Job: Output the material below in full, exactly as it is.

• • • •

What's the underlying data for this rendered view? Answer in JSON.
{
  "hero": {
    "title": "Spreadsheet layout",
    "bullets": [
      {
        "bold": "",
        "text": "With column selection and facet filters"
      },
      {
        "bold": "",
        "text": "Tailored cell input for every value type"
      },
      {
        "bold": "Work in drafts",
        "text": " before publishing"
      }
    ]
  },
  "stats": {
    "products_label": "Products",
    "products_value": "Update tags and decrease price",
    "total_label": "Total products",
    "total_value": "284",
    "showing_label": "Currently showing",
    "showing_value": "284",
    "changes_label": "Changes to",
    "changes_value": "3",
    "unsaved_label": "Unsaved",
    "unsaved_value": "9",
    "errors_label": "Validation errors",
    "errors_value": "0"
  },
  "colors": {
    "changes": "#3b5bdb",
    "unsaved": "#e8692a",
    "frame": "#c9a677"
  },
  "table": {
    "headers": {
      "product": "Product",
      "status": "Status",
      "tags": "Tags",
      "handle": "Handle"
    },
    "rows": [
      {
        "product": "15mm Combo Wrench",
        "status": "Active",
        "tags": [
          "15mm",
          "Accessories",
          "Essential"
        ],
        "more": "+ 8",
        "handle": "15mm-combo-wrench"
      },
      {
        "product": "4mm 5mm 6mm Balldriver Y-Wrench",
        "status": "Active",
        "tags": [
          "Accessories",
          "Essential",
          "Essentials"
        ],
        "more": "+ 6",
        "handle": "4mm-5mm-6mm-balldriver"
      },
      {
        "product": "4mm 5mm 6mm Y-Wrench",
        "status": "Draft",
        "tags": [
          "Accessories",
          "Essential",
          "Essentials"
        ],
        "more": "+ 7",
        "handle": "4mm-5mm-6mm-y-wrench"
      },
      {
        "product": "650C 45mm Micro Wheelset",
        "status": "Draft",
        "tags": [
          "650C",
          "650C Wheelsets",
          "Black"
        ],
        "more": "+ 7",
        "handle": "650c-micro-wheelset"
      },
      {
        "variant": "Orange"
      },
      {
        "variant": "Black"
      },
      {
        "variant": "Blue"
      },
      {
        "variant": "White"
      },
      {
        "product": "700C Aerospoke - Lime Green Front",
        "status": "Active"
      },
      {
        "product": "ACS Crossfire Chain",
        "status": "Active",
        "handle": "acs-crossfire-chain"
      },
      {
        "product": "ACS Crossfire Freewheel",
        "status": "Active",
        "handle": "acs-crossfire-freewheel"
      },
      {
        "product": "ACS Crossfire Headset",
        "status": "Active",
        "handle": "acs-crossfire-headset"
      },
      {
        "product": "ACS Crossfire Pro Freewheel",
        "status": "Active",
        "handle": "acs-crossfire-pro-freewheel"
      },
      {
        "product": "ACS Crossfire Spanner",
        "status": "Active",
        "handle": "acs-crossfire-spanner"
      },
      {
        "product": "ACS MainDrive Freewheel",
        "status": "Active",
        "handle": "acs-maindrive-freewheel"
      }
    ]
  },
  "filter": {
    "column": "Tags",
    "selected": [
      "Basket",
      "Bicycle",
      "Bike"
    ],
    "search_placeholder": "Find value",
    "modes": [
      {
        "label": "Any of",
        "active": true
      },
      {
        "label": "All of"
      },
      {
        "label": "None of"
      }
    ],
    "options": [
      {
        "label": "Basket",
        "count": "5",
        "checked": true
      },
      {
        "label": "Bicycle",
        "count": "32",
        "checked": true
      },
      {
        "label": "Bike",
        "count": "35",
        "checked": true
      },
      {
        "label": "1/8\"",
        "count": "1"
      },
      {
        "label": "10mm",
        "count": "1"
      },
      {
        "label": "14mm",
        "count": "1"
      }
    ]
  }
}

• • • •

Solution for this task:
What's the underlying data for this rendered view? Answer in JSON.
{
  "hero": {
    "title": "Spreadsheet layout",
    "bullets": [
      {
        "bold": "",
        "text": "With column selection and facet filters"
      },
      {
        "bold": "",
        "text": "Tailored cell input for every value type"
      },
      {
        "bold": "Work in drafts",
        "text": " before publishing"
      }
    ]
  },
  "stats": {
    "products_label": "Products",
    "products_value": "Update tags and decrease price",
    "total_label": "Total products",
    "total_value": "284",
    "showing_label": "Currently showing",
    "showing_value": "284",
    "changes_label": "Changes to",
    "changes_value": "3",
    "unsaved_label": "Unsaved",
    "unsaved_value": "9",
    "errors_label": "Validation errors",
    "errors_value": "0"
  },
  "colors": {
    "changes": "#3b5bdb",
    "unsaved": "#e8692a",
    "frame": "#c9a677"
  },
  "table": {
    "headers": {
      "product": "Product",
      "status": "Status",
      "tags": "Tags",
      "handle": "Handle"
    },
    "rows": [
      {
        "product": "15mm Combo Wrench",
        "status": "Active",
        "tags": [
          "15mm",
          "Accessories",
          "Essential"
        ],
        "more": "+ 8",
        "handle": "15mm-combo-wrench"
      },
      {
        "product": "4mm 5mm 6mm Balldriver Y-Wrench",
        "status": "Active",
        "tags": [
          "Accessories",
          "Essential",
          "Essentials"
        ],
        "more": "+ 6",
        "handle": "4mm-5mm-6mm-balldriver"
      },
      {
        "product": "4mm 5mm 6mm Y-Wrench",
        "status": "Draft",
        "tags": [
          "Accessories",
          "Essential",
          "Essentials"
        ],
        "more": "+ 7",
        "handle": "4mm-5mm-6mm-y-wrench"
      },
      {
        "product": "650C 45mm Micro Wheelset",
        "status": "Draft",
        "tags": [
          "650C",
          "650C Wheelsets",
          "Black"
        ],
        "more": "+ 7",
        "handle": "650c-micro-wheelset"
      },
      {
        "variant": "Orange"
      },
      {
        "variant": "Black"
      },
      {
        "variant": "Blue"
      },
      {
        "variant": "White"
      },
      {
        "product": "700C Aerospoke - Lime Green Front",
        "status": "Active"
      },
      {
        "product": "ACS Crossfire Chain",
        "status": "Active",
        "handle": "acs-crossfire-chain"
      },
      {
        "product": "ACS Crossfire Freewheel",
        "status": "Active",
        "handle": "acs-crossfire-freewheel"
      },
      {
        "product": "ACS Crossfire Headset",
        "status": "Active",
        "handle": "acs-crossfire-headset"
      },
      {
        "product": "ACS Crossfire Pro Freewheel",
        "status": "Active",
        "handle": "acs-crossfire-pro-freewheel"
      },
      {
        "product": "ACS Crossfire Spanner",
        "status": "Active",
        "handle": "acs-crossfire-spanner"
      },
      {
        "product": "ACS MainDrive Freewheel",
        "status": "Active",
        "handle": "acs-maindrive-freewheel"
      }
    ]
  },
  "filter": {
    "column": "Tags",
    "selected": [
      "Basket",
      "Bicycle",
      "Bike"
    ],
    "search_placeholder": "Find value",
    "modes": [
      {
        "label": "Any of",
        "active": true
      },
      {
        "label": "All of"
      },
      {
        "label": "None of"
      }
    ],
    "options": [
      {
        "label": "Basket",
        "count": "5",
        "checked": true
      },
      {
        "label": "Bicycle",
        "count": "32",
        "checked": true
      },
      {
        "label": "Bike",
        "count": "35",
        "checked": true
      },
      {
        "label": "1/8\"",
        "count": "1"
      },
      {
        "label": "10mm",
        "count": "1"
      },
      {
        "label": "14mm",
        "count": "1"
      }
    ]
  }
}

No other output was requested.